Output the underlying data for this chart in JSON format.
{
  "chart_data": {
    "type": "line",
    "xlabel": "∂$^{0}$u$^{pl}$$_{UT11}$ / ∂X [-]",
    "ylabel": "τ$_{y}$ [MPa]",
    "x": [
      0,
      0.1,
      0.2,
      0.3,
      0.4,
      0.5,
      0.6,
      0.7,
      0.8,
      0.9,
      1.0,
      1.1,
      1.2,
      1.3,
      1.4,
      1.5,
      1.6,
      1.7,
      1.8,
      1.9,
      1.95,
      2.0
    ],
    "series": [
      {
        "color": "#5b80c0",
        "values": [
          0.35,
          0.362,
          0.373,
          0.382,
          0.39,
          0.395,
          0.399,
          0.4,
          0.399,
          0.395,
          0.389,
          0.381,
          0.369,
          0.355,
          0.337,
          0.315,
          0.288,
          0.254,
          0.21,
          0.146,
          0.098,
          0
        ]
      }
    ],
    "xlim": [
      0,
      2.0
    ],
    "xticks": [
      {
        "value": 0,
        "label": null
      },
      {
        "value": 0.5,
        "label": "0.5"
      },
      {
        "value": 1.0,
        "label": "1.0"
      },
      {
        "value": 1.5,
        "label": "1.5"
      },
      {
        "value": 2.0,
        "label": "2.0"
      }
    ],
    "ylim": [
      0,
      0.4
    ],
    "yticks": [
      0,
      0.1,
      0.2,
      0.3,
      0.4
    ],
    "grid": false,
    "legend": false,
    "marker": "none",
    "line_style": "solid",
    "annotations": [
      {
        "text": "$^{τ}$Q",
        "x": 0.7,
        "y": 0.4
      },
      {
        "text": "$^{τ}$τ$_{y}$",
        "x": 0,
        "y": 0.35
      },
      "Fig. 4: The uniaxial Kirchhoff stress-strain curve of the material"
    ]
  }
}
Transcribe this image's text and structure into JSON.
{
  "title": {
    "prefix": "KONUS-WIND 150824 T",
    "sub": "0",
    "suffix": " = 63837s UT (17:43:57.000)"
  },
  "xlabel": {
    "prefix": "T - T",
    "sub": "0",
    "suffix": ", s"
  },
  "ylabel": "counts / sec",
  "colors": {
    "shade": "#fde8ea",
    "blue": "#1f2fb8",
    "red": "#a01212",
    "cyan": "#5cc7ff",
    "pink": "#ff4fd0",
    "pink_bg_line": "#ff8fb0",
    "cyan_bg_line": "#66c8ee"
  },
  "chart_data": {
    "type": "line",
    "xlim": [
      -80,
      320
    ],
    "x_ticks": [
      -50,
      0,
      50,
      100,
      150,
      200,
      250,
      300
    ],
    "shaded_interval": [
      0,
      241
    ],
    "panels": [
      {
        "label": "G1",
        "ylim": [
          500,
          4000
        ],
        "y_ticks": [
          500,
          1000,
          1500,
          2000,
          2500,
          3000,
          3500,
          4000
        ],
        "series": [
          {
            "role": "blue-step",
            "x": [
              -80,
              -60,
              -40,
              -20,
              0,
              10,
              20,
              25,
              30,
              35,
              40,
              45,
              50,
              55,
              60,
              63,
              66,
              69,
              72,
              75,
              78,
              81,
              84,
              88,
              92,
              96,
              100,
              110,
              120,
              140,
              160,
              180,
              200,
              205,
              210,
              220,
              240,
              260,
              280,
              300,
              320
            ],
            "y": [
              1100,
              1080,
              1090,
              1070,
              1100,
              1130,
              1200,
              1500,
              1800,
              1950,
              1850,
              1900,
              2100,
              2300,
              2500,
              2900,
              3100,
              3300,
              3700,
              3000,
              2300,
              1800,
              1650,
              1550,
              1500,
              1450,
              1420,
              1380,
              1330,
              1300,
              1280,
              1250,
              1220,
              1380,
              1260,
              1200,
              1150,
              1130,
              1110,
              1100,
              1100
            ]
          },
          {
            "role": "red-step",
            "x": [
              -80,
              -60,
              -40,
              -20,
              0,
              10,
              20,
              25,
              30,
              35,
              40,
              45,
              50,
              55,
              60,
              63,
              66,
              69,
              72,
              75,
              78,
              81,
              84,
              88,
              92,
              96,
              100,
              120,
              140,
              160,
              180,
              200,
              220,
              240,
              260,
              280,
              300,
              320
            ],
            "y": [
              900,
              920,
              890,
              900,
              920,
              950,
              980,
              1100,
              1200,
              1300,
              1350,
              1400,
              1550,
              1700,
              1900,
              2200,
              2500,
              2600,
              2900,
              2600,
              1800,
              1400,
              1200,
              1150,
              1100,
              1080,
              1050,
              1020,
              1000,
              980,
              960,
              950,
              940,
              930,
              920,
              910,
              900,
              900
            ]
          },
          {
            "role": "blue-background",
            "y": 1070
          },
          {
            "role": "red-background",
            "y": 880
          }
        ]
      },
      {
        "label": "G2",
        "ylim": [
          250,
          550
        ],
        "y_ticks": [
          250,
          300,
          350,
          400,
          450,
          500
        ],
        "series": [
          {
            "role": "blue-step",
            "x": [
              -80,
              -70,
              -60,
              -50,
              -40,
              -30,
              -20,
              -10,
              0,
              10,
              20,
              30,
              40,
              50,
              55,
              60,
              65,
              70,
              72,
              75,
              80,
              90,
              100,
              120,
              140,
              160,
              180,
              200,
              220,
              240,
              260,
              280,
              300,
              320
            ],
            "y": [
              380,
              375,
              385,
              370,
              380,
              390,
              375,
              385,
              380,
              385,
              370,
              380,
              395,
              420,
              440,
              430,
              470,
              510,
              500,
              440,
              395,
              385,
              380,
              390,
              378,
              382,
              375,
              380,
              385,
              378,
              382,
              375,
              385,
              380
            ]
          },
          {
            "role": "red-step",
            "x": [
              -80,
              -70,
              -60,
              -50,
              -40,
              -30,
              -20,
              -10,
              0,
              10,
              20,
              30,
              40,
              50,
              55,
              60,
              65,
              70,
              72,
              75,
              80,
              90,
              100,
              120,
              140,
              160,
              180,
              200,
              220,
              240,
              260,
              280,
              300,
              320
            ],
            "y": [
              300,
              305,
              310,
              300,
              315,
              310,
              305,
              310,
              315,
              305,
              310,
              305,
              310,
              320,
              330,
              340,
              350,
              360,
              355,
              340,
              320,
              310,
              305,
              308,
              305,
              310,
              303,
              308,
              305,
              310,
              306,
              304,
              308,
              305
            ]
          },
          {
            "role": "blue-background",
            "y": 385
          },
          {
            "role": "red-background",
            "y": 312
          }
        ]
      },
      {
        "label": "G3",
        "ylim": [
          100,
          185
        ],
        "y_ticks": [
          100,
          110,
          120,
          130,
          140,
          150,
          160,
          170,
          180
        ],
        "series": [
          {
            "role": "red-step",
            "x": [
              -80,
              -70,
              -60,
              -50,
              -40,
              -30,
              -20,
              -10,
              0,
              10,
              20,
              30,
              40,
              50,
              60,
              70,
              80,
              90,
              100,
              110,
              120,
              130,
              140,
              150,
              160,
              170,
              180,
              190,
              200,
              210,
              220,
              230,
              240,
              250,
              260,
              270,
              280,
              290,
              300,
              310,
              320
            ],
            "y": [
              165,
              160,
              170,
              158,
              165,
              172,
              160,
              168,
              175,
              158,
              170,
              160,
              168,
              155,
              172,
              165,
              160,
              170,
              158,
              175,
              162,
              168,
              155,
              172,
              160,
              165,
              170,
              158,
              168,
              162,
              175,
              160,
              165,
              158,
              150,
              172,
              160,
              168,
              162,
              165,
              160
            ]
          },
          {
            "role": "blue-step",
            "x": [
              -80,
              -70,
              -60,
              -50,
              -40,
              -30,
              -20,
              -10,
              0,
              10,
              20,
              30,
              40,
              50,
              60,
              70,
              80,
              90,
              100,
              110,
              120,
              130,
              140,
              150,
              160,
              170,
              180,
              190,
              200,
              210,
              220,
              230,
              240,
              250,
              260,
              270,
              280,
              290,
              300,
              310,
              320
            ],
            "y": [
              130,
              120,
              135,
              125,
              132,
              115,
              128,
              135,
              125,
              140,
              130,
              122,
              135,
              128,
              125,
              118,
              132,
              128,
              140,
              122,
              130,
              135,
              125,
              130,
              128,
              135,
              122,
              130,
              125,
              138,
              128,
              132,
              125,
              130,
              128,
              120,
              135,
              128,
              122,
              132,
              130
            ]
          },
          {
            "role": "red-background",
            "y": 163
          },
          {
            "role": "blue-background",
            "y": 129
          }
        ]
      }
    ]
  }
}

• _GIVEN EXERCISE_
Which lines hold the word "suffix"? Return all of them from the records above.

• _REPLY_
    "suffix": " = 63837s UT (17:43:57.000)"
    "suffix": ", s"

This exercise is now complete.